━━━━━ Dataset ━━━━━

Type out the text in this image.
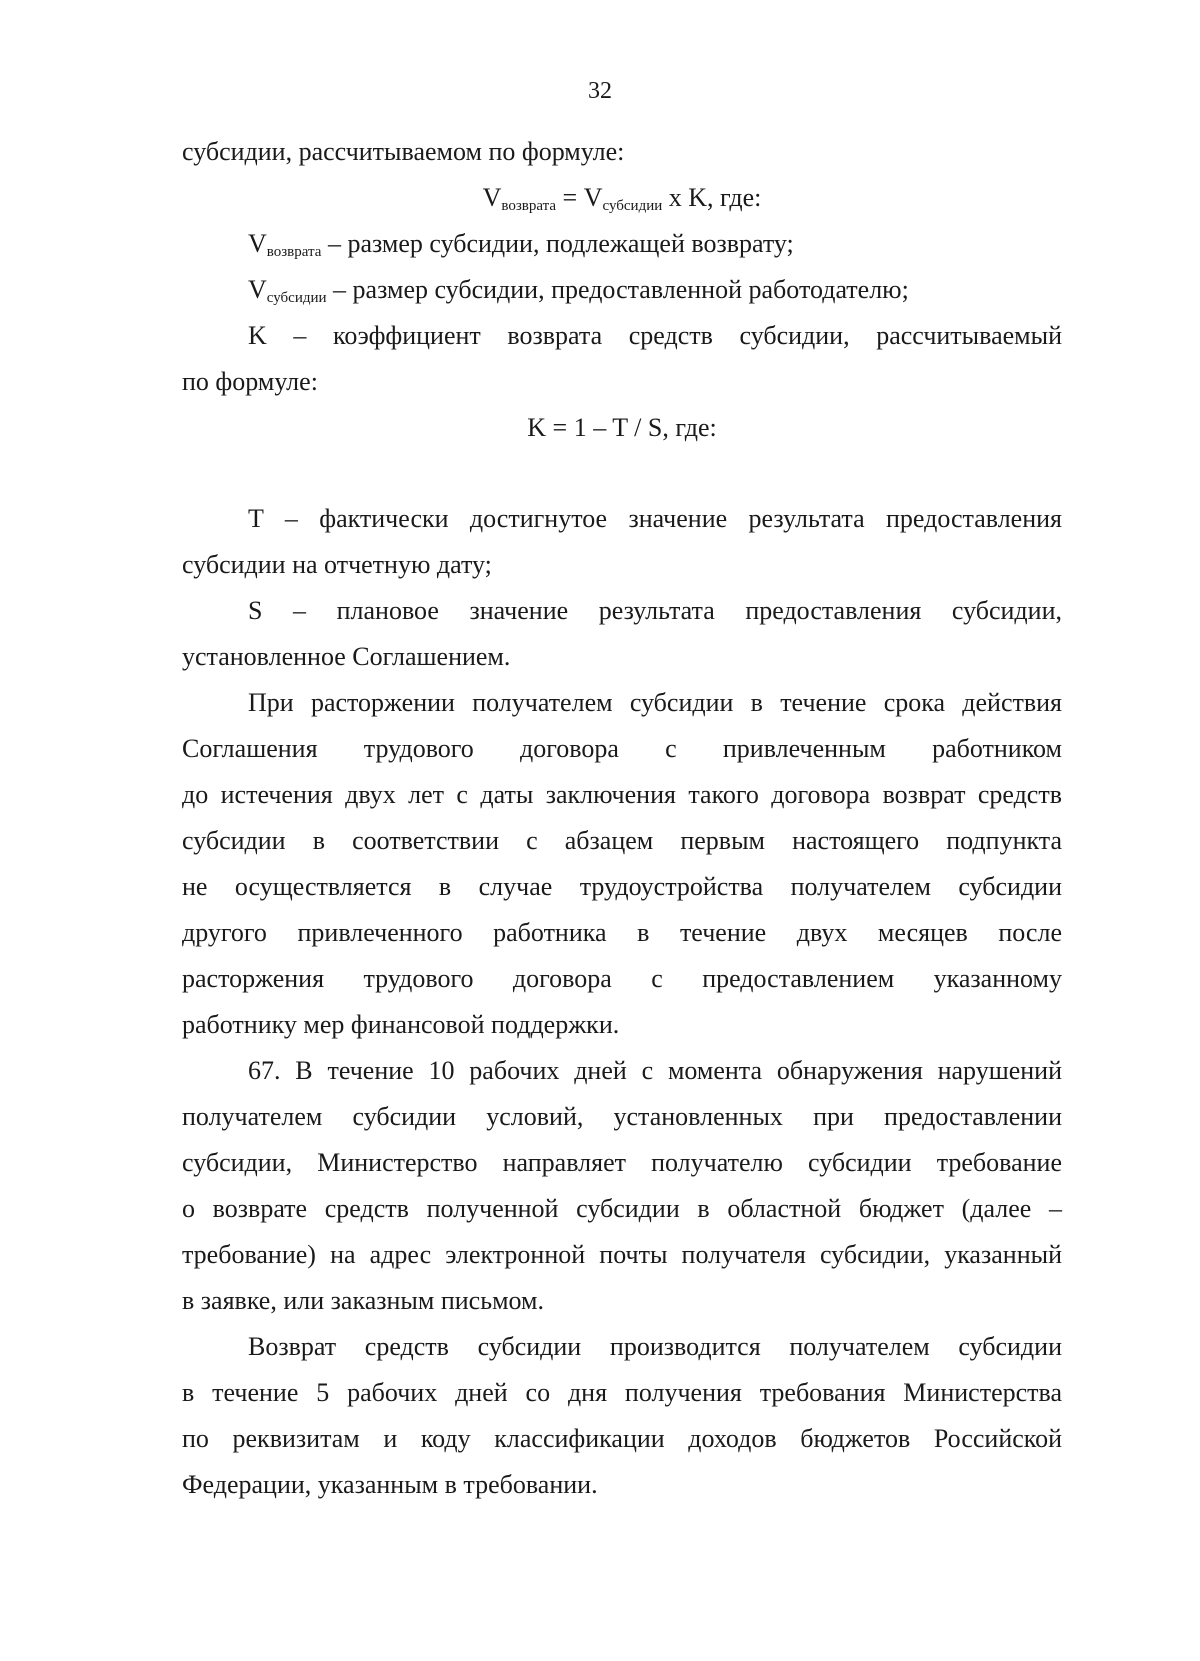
32
субсидии, рассчитываемом по формуле:
$V_{возврата} = V_{субсидии}$ х K, где:
$V_{возврата}$ – размер субсидии, подлежащей возврату;
$V_{субсидии}$ – размер субсидии, предоставленной работодателю;
K – коэффициент возврата средств субсидии, рассчитываемый
по формуле:
K = 1 – T / S, где:
T – фактически достигнутое значение результата предоставления
субсидии на отчетную дату;
S – плановое значение результата предоставления субсидии,
установленное Соглашением.
При расторжении получателем субсидии в течение срока действия
Соглашения трудового договора с привлеченным работником
до истечения двух лет с даты заключения такого договора возврат средств
субсидии в соответствии с абзацем первым настоящего подпункта
не осуществляется в случае трудоустройства получателем субсидии
другого привлеченного работника в течение двух месяцев после
расторжения трудового договора с предоставлением указанному
работнику мер финансовой поддержки.
67. В течение 10 рабочих дней с момента обнаружения нарушений
получателем субсидии условий, установленных при предоставлении
субсидии, Министерство направляет получателю субсидии требование
о возврате средств полученной субсидии в областной бюджет (далее –
требование) на адрес электронной почты получателя субсидии, указанный
в заявке, или заказным письмом.
Возврат средств субсидии производится получателем субсидии
в течение 5 рабочих дней со дня получения требования Министерства
по реквизитам и коду классификации доходов бюджетов Российской
Федерации, указанным в требовании.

━━━━━

Copy out each record shown above without alteration, skipping any picture.

Output
Type out the text in this image.
32
субсидии, рассчитываемом по формуле:
$V_{возврата} = V_{субсидии}$ х K, где:
$V_{возврата}$ – размер субсидии, подлежащей возврату;
$V_{субсидии}$ – размер субсидии, предоставленной работодателю;
K – коэффициент возврата средств субсидии, рассчитываемый
по формуле:
K = 1 – T / S, где:
T – фактически достигнутое значение результата предоставления
субсидии на отчетную дату;
S – плановое значение результата предоставления субсидии,
установленное Соглашением.
При расторжении получателем субсидии в течение срока действия
Соглашения трудового договора с привлеченным работником
до истечения двух лет с даты заключения такого договора возврат средств
субсидии в соответствии с абзацем первым настоящего подпункта
не осуществляется в случае трудоустройства получателем субсидии
другого привлеченного работника в течение двух месяцев после
расторжения трудового договора с предоставлением указанному
работнику мер финансовой поддержки.
67. В течение 10 рабочих дней с момента обнаружения нарушений
получателем субсидии условий, установленных при предоставлении
субсидии, Министерство направляет получателю субсидии требование
о возврате средств полученной субсидии в областной бюджет (далее –
требование) на адрес электронной почты получателя субсидии, указанный
в заявке, или заказным письмом.
Возврат средств субсидии производится получателем субсидии
в течение 5 рабочих дней со дня получения требования Министерства
по реквизитам и коду классификации доходов бюджетов Российской
Федерации, указанным в требовании.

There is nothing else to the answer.